Aim of the task: Return each line containing the string "生活用具".

Data for the task:
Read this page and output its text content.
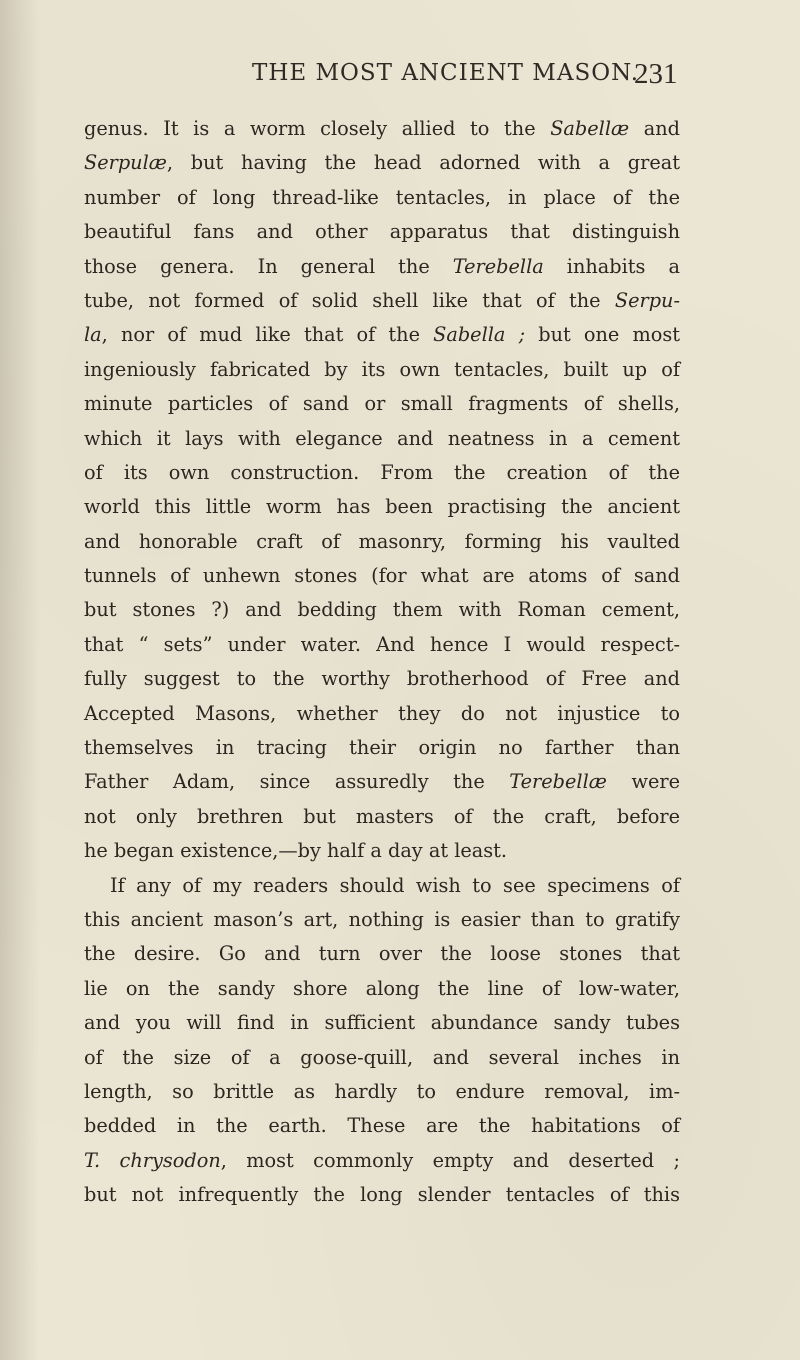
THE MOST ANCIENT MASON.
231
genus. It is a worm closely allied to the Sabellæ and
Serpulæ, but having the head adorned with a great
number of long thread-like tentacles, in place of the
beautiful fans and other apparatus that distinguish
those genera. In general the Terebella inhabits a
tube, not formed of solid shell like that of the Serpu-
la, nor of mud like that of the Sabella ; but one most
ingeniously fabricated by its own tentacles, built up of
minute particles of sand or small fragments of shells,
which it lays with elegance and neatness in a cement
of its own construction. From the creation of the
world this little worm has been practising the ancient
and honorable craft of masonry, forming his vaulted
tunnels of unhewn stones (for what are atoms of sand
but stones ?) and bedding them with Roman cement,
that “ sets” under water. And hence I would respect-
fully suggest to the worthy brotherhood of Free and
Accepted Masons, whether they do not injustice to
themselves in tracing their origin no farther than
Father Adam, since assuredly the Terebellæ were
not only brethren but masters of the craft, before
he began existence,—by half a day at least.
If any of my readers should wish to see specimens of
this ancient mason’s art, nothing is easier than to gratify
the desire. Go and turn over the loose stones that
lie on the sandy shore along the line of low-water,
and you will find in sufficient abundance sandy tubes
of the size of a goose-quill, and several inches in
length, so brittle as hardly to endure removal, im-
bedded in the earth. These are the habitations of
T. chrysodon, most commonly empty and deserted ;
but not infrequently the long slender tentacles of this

---

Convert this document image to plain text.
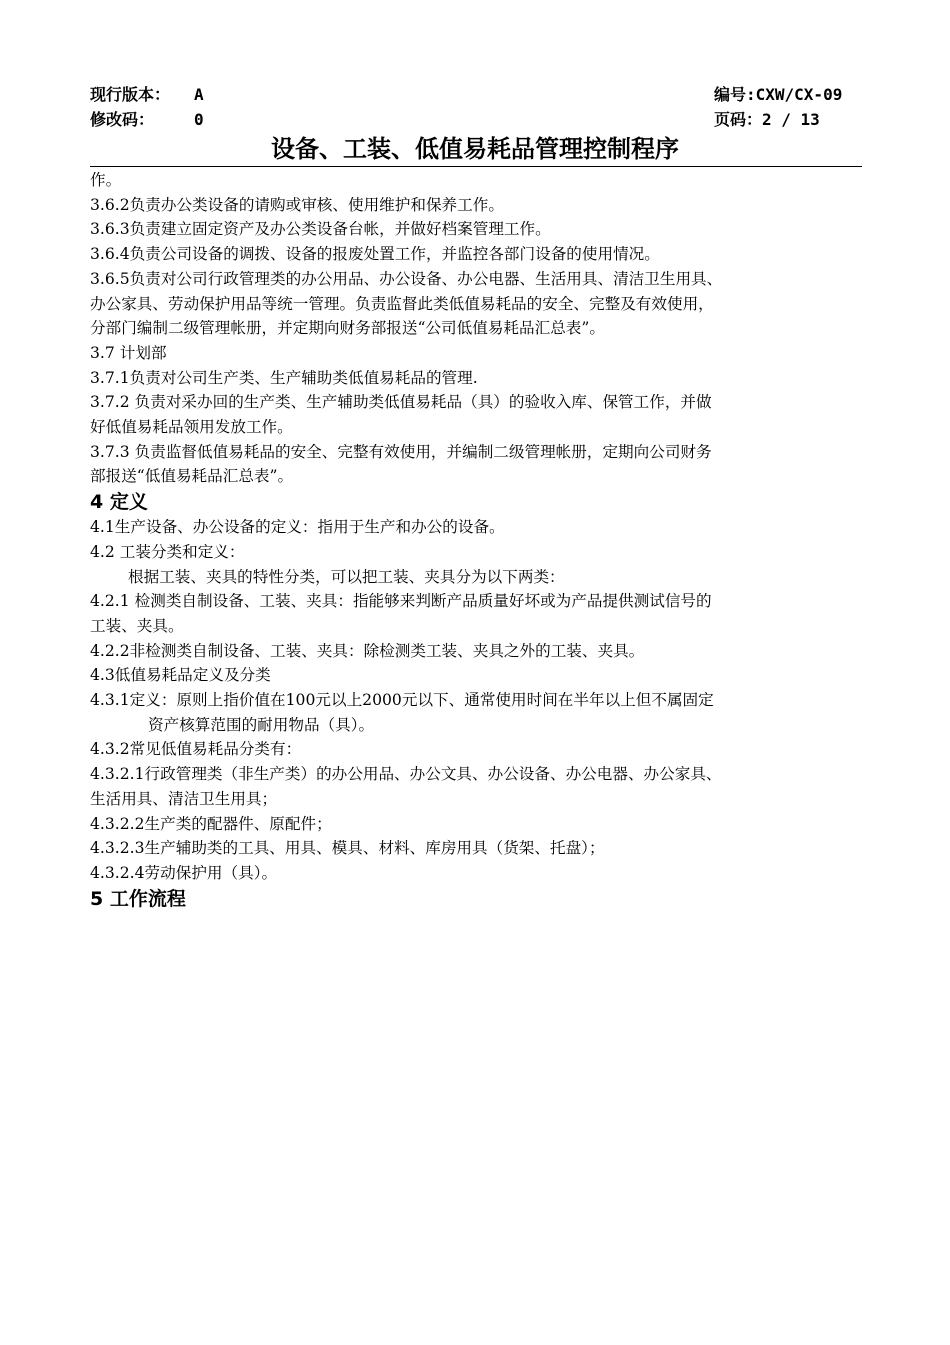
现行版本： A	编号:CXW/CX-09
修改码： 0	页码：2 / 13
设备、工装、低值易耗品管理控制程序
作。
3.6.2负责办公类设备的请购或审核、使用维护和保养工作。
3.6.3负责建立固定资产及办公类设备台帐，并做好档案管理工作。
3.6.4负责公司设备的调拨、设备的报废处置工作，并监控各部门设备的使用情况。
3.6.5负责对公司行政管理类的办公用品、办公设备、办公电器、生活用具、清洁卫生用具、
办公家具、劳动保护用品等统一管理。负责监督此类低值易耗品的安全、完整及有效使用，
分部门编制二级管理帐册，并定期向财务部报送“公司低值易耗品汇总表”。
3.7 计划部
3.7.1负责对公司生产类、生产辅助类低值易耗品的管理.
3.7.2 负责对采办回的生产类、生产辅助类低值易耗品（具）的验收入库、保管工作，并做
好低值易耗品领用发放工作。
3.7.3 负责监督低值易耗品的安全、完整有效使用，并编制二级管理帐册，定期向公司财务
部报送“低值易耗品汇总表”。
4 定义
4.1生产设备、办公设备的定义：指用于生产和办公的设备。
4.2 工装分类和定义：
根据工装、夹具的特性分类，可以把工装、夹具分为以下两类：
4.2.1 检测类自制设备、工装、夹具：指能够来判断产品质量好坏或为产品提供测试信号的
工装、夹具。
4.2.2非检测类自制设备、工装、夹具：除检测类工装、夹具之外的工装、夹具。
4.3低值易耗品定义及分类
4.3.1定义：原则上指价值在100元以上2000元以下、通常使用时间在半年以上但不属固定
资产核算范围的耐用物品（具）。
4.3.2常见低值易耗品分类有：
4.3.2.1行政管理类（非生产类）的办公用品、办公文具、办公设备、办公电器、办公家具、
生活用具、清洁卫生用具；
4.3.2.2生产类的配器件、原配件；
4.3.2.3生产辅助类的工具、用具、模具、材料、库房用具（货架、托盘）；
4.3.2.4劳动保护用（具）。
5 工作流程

Answer to the task:
3.6.5负责对公司行政管理类的办公用品、办公设备、办公电器、生活用具、清洁卫生用具、
生活用具、清洁卫生用具；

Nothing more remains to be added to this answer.